— begin Data for this task —

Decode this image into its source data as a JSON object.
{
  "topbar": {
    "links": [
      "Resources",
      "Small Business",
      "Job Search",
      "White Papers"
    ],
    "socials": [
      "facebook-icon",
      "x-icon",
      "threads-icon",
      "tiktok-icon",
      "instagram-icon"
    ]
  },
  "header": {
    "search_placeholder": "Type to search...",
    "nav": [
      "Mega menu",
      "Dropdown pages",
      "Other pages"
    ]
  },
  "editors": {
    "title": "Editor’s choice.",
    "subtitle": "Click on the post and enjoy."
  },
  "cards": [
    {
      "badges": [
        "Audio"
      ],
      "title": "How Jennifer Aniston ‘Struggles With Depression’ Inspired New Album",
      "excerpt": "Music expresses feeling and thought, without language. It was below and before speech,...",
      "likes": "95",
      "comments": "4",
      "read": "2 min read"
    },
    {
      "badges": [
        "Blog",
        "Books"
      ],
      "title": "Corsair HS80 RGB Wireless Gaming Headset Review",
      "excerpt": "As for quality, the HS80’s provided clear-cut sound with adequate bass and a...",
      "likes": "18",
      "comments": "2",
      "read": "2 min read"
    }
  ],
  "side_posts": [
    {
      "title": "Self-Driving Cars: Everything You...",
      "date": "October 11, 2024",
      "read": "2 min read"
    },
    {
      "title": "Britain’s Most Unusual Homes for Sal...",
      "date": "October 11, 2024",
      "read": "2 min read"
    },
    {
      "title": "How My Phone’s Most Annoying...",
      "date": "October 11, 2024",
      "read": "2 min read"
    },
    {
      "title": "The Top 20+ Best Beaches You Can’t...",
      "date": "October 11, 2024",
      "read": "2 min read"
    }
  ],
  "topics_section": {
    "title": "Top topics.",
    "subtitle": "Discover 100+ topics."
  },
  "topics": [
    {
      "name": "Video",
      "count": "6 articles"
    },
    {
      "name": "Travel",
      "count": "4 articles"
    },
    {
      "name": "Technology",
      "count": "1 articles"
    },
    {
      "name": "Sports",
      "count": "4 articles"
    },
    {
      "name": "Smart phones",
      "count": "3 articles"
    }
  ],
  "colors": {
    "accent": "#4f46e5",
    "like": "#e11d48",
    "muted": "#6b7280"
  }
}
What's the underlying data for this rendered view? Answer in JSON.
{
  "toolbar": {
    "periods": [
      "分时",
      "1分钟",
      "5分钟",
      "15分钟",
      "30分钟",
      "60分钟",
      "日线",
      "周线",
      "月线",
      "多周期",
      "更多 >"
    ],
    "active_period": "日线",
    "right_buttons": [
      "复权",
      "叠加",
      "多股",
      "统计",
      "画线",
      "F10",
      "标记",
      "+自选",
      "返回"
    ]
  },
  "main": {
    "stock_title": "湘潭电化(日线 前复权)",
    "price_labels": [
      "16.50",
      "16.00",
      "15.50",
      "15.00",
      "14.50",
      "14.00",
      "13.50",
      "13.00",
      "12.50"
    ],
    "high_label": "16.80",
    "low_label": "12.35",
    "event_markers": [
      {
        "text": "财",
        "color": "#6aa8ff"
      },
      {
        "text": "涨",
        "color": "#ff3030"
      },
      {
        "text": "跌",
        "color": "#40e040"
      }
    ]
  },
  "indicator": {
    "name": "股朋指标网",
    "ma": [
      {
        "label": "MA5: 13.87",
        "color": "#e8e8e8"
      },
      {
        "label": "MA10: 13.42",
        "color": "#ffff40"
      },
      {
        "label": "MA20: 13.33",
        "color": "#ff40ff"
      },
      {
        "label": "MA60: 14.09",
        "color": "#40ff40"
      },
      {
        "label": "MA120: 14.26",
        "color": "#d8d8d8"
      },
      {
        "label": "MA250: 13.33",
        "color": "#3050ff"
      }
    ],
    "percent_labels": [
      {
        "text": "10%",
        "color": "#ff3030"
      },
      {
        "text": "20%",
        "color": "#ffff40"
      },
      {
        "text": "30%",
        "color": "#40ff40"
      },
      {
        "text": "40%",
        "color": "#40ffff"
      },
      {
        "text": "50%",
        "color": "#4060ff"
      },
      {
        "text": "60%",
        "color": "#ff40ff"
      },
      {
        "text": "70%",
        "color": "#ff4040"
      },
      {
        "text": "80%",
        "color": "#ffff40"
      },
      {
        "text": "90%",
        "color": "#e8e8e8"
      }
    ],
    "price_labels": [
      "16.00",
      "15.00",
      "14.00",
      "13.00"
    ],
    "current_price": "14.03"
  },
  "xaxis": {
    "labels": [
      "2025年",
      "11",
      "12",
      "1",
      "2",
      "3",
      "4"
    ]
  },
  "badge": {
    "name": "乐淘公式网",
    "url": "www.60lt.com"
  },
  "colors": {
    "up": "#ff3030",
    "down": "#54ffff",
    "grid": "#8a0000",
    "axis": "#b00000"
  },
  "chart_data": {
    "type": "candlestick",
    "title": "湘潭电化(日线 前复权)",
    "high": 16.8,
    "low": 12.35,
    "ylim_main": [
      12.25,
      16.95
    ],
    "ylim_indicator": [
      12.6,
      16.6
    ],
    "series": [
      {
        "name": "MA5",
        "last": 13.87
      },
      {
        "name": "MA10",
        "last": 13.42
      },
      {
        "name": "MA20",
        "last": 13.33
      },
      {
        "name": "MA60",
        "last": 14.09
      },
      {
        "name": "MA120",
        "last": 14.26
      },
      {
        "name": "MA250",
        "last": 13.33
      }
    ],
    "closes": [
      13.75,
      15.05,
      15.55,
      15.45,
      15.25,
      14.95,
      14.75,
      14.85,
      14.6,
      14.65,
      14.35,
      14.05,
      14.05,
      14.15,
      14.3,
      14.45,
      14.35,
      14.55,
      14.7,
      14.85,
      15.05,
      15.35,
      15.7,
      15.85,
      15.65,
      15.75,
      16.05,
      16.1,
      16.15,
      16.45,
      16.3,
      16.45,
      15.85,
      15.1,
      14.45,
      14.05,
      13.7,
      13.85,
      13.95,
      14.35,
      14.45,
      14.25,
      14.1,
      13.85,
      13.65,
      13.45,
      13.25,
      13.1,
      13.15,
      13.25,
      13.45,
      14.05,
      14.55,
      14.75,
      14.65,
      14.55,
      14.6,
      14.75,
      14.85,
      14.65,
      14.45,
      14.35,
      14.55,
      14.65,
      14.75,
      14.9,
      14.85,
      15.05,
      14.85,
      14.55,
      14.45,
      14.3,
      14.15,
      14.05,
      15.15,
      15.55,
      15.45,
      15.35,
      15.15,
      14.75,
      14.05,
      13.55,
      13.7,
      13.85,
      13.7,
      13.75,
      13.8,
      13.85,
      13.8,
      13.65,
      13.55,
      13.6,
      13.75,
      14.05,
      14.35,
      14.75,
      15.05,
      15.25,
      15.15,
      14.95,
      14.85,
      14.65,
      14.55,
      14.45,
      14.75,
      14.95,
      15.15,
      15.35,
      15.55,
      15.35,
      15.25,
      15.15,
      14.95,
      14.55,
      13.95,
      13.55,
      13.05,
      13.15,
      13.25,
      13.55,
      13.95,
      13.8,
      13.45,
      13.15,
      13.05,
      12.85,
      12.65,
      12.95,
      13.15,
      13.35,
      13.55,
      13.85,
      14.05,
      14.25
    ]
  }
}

— end Data for this task —

▶ _Problem details_:
Identify the lines that contain the string "text", and copy every one of them.

▶ _Solution for this problem_:
        "text": "财",
        "text": "涨",
        "text": "跌",
        "text": "10%",
        "text": "20%",
        "text": "30%",
        "text": "40%",
        "text": "50%",
        "text": "60%",
        "text": "70%",
        "text": "80%",
        "text": "90%",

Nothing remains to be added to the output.